- **Work to be completed**: Could you print every record below exactly as it appears?

begin Task data

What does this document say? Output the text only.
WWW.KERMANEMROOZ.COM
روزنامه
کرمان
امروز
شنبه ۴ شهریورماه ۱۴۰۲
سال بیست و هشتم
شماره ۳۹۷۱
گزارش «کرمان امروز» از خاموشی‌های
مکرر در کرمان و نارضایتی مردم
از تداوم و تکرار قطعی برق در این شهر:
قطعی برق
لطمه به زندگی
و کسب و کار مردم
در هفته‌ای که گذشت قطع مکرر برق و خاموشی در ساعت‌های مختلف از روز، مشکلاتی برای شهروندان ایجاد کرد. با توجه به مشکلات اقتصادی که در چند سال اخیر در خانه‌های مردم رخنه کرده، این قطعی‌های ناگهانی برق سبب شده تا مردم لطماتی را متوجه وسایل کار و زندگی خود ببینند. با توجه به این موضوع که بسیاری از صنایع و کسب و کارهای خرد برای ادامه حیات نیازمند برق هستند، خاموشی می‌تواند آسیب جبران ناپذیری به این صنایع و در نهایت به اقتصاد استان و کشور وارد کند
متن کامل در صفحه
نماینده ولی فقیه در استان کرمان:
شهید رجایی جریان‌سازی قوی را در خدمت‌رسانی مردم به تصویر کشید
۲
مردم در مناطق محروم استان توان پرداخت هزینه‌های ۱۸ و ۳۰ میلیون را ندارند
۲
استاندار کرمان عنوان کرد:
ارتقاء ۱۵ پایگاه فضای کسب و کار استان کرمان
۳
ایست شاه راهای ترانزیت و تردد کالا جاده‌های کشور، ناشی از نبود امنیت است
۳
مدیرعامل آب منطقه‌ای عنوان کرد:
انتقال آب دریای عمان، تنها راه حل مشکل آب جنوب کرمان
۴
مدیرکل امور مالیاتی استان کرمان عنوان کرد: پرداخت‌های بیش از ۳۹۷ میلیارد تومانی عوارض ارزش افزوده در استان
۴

end Task data

- **Response to this task**:
What does this document say? Output the text only.
WWW.KERMANEMROOZ.COM
روزنامه
کرمان
امروز
شنبه ۴ شهریورماه ۱۴۰۲
سال بیست و هشتم
شماره ۳۹۷۱
گزارش «کرمان امروز» از خاموشی‌های
مکرر در کرمان و نارضایتی مردم
از تداوم و تکرار قطعی برق در این شهر:
قطعی برق
لطمه به زندگی
و کسب و کار مردم
در هفته‌ای که گذشت قطع مکرر برق و خاموشی در ساعت‌های مختلف از روز، مشکلاتی برای شهروندان ایجاد کرد. با توجه به مشکلات اقتصادی که در چند سال اخیر در خانه‌های مردم رخنه کرده، این قطعی‌های ناگهانی برق سبب شده تا مردم لطماتی را متوجه وسایل کار و زندگی خود ببینند. با توجه به این موضوع که بسیاری از صنایع و کسب و کارهای خرد برای ادامه حیات نیازمند برق هستند، خاموشی می‌تواند آسیب جبران ناپذیری به این صنایع و در نهایت به اقتصاد استان و کشور وارد کند
متن کامل در صفحه
نماینده ولی فقیه در استان کرمان:
شهید رجایی جریان‌سازی قوی را در خدمت‌رسانی مردم به تصویر کشید
۲
مردم در مناطق محروم استان توان پرداخت هزینه‌های ۱۸ و ۳۰ میلیون را ندارند
۲
استاندار کرمان عنوان کرد:
ارتقاء ۱۵ پایگاه فضای کسب و کار استان کرمان
۳
ایست شاه راهای ترانزیت و تردد کالا جاده‌های کشور، ناشی از نبود امنیت است
۳
مدیرعامل آب منطقه‌ای عنوان کرد:
انتقال آب دریای عمان، تنها راه حل مشکل آب جنوب کرمان
۴
مدیرکل امور مالیاتی استان کرمان عنوان کرد: پرداخت‌های بیش از ۳۹۷ میلیارد تومانی عوارض ارزش افزوده در استان
۴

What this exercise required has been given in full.